◆ Short exercise: Extract every line that contains the word "canvas".

◆ Task data:
■ ■ ■ ■ ■ ■ ■

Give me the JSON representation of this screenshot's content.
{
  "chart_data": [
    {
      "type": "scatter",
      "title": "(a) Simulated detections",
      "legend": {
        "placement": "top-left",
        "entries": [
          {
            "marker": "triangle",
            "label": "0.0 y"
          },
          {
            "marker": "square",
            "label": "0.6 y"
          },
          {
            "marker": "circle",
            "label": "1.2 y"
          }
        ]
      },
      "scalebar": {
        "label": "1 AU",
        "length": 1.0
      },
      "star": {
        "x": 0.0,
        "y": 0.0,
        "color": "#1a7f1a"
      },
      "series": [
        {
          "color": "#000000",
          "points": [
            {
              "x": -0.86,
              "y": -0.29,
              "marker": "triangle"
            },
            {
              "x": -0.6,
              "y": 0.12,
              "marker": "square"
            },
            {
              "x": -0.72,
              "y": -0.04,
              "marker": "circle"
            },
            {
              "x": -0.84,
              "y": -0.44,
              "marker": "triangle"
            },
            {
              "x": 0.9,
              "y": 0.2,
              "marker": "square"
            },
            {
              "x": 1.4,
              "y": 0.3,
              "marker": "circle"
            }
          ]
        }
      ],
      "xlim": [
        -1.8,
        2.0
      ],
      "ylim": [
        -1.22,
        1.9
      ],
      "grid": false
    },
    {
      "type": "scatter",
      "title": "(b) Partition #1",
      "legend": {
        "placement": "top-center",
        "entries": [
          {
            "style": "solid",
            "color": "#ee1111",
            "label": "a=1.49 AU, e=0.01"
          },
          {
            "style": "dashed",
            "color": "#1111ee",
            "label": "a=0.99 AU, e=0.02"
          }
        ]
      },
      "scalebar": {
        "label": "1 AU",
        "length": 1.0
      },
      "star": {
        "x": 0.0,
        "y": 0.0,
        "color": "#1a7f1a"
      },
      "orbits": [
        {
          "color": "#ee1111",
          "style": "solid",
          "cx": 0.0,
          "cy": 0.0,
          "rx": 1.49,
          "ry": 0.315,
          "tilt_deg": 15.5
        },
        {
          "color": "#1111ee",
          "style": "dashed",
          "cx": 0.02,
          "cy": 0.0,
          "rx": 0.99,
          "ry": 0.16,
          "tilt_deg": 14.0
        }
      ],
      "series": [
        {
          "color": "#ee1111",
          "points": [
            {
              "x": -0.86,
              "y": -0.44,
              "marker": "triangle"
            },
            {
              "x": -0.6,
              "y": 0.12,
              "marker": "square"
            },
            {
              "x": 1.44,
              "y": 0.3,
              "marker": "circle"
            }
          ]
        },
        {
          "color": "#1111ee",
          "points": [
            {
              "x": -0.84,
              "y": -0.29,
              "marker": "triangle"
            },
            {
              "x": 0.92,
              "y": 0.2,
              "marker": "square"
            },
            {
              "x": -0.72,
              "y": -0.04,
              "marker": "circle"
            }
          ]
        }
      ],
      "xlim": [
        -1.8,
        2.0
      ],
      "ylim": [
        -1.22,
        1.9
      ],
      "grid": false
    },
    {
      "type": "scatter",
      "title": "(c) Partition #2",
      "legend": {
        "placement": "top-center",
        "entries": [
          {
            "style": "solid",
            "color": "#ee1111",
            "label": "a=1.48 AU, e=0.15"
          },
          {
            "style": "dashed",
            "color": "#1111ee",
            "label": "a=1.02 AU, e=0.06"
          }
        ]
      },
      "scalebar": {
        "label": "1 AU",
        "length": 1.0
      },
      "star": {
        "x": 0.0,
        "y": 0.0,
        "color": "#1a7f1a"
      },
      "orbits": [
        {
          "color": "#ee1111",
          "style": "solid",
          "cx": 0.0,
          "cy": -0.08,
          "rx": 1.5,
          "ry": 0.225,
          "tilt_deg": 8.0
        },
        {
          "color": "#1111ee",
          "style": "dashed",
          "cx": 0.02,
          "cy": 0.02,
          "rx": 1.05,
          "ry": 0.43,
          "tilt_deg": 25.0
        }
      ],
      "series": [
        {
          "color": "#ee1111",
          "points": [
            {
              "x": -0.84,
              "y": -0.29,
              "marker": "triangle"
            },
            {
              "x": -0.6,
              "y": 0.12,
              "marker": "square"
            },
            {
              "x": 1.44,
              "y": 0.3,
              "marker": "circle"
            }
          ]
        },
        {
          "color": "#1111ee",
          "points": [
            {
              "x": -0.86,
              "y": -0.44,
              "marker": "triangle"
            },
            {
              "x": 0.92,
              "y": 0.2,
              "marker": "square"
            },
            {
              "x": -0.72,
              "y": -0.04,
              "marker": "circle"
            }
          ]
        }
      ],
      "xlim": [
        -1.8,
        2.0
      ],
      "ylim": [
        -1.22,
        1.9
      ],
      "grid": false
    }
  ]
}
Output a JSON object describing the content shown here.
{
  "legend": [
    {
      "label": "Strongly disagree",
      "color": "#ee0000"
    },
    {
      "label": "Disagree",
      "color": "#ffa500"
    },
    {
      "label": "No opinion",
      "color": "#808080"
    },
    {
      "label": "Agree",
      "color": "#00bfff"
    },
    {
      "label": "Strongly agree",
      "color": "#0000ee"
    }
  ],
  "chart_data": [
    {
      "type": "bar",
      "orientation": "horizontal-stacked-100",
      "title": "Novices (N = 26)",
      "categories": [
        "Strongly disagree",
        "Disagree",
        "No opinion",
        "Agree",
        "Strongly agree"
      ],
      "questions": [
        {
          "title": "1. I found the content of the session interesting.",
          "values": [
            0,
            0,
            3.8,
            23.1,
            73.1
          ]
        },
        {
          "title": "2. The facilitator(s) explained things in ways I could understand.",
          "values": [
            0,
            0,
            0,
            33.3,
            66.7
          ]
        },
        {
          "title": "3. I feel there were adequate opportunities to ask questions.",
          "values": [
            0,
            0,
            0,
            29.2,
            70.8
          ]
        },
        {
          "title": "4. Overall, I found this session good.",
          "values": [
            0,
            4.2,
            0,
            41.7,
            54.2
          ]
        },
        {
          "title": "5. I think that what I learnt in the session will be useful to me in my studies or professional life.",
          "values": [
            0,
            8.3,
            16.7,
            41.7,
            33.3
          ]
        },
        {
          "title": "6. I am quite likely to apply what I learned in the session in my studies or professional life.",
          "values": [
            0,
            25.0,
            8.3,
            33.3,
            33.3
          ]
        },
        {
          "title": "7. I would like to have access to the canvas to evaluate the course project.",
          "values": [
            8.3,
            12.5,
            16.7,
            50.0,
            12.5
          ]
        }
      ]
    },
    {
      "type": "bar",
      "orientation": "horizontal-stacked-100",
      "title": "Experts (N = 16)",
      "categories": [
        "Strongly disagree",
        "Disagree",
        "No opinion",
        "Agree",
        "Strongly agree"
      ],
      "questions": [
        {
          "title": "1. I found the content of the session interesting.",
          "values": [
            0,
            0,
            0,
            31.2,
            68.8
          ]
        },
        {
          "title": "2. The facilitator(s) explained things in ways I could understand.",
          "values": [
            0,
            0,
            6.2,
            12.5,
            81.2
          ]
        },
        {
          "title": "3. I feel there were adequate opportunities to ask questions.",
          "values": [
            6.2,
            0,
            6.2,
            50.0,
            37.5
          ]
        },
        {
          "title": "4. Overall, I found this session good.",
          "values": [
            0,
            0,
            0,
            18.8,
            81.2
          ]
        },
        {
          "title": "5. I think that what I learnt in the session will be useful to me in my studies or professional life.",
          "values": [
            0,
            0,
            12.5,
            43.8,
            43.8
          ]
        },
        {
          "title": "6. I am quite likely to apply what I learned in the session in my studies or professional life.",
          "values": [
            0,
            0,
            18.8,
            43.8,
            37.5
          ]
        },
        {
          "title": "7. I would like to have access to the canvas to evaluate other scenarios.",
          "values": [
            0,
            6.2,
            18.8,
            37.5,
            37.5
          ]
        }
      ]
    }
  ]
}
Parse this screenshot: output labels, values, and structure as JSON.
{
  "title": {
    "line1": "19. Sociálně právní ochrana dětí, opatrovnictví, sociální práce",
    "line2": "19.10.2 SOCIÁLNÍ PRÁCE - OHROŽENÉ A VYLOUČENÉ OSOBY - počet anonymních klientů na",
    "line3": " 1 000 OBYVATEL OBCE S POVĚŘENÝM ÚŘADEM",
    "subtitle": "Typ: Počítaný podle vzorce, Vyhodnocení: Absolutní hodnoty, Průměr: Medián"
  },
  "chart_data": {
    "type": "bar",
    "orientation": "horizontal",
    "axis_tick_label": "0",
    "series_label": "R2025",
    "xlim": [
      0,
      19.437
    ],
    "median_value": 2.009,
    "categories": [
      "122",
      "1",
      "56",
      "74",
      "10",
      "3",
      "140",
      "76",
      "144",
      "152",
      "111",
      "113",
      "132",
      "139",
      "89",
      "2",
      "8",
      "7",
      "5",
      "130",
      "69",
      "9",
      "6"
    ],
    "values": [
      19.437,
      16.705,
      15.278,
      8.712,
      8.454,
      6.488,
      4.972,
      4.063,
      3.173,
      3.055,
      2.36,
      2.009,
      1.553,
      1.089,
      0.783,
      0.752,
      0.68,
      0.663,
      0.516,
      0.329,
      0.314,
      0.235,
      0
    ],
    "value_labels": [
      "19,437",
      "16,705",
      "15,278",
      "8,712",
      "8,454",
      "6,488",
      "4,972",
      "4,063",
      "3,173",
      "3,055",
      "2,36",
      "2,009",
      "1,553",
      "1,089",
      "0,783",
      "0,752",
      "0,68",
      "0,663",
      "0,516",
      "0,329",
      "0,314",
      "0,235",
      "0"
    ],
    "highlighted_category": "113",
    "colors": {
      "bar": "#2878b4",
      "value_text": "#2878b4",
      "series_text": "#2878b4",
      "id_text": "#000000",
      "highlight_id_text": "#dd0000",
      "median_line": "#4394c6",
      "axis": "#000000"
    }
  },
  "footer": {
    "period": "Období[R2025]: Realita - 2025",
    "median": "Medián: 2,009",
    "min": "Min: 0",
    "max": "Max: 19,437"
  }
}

■ ■ ■ ■ ■ ■ ■

◆ The answer:
          "title": "7. I would like to have access to the canvas to evaluate the course project.",
          "title": "7. I would like to have access to the canvas to evaluate other scenarios.",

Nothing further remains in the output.